Set down each record below precisely, skipping the pictures.

##### Entries #####

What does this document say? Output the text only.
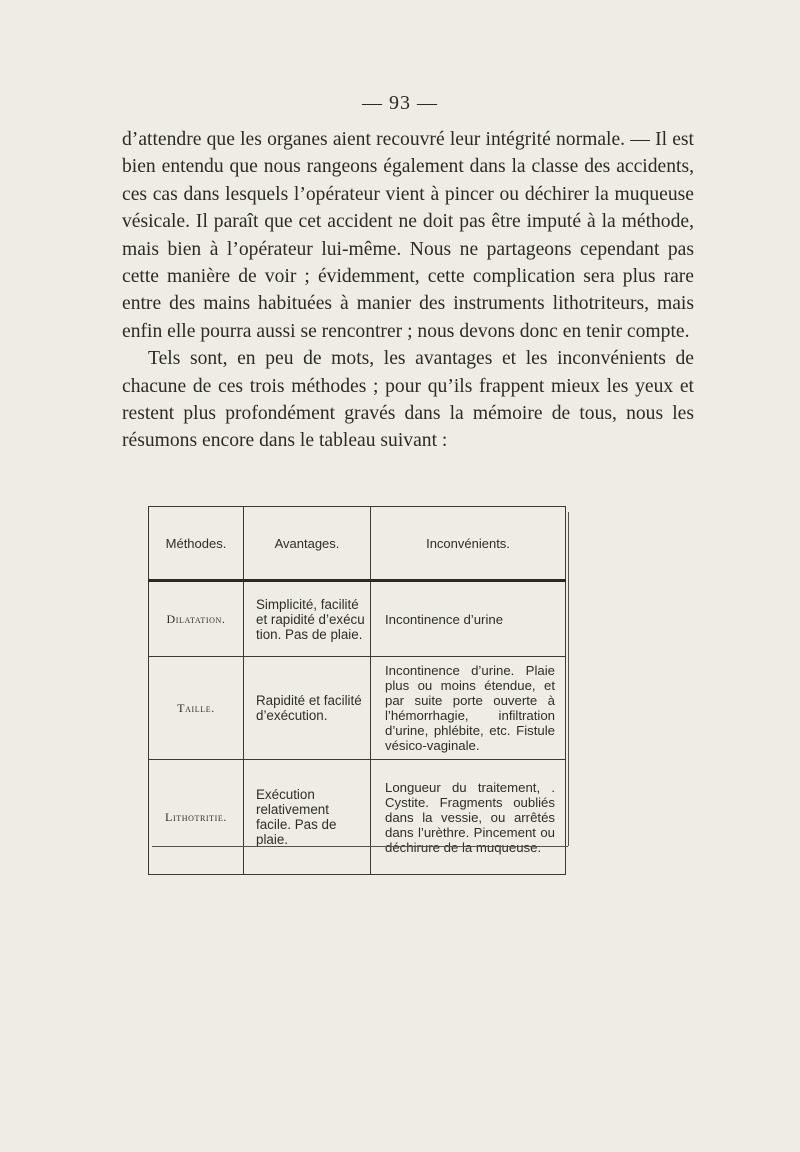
— 93 —

d’attendre que les organes aient recouvré leur intégrité normale. — Il est bien entendu que nous rangeons également dans la classe des accidents, ces cas dans lesquels l’opérateur vient à pincer ou déchirer la muqueuse vésicale. Il paraît que cet accident ne doit pas être imputé à la méthode, mais bien à l’opérateur lui-même. Nous ne partageons cependant pas cette manière de voir ; évidemment, cette complication sera plus rare entre des mains habituées à manier des instruments lithotriteurs, mais enfin elle pourra aussi se rencontrer ; nous devons donc en tenir compte.

Tels sont, en peu de mots, les avantages et les inconvénients de chacune de ces trois méthodes ; pour qu’ils frappent mieux les yeux et restent plus profondément gravés dans la mémoire de tous, nous les résumons encore dans le tableau suivant :

Méthodes.	Avantages.	Inconvénients.
Dilatation.	Simplicité, facilité et rapidité d’exécu tion. Pas de plaie.	Incontinence d’urine
Taille.	Rapidité et facilité d’exécution.	Incontinence d’urine. Plaie plus ou moins étendue, et par suite porte ouverte à l’hémorrhagie, infiltration d’urine, phlébite, etc. Fistule vésico-vaginale.
Lithotritie.	Exécution relativement facile. Pas de plaie.	Longueur du traitement, . Cystite. Fragments oubliés dans la vessie, ou arrêtés dans l’urèthre. Pincement ou déchirure de la muqueuse.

#####

Finished task:
What does this document say? Output the text only.
— 93 —

d’attendre que les organes aient recouvré leur intégrité normale. — Il est bien entendu que nous rangeons également dans la classe des accidents, ces cas dans lesquels l’opérateur vient à pincer ou déchirer la muqueuse vésicale. Il paraît que cet accident ne doit pas être imputé à la méthode, mais bien à l’opérateur lui-même. Nous ne partageons cependant pas cette manière de voir ; évidemment, cette complication sera plus rare entre des mains habituées à manier des instruments lithotriteurs, mais enfin elle pourra aussi se rencontrer ; nous devons donc en tenir compte.

Tels sont, en peu de mots, les avantages et les inconvénients de chacune de ces trois méthodes ; pour qu’ils frappent mieux les yeux et restent plus profondément gravés dans la mémoire de tous, nous les résumons encore dans le tableau suivant :

Méthodes.	Avantages.	Inconvénients.
Dilatation.	Simplicité, facilité et rapidité d’exécu tion. Pas de plaie.	Incontinence d’urine
Taille.	Rapidité et facilité d’exécution.	Incontinence d’urine. Plaie plus ou moins étendue, et par suite porte ouverte à l’hémorrhagie, infiltration d’urine, phlébite, etc. Fistule vésico-vaginale.
Lithotritie.	Exécution relativement facile. Pas de plaie.	Longueur du traitement, . Cystite. Fragments oubliés dans la vessie, ou arrêtés dans l’urèthre. Pincement ou déchirure de la muqueuse.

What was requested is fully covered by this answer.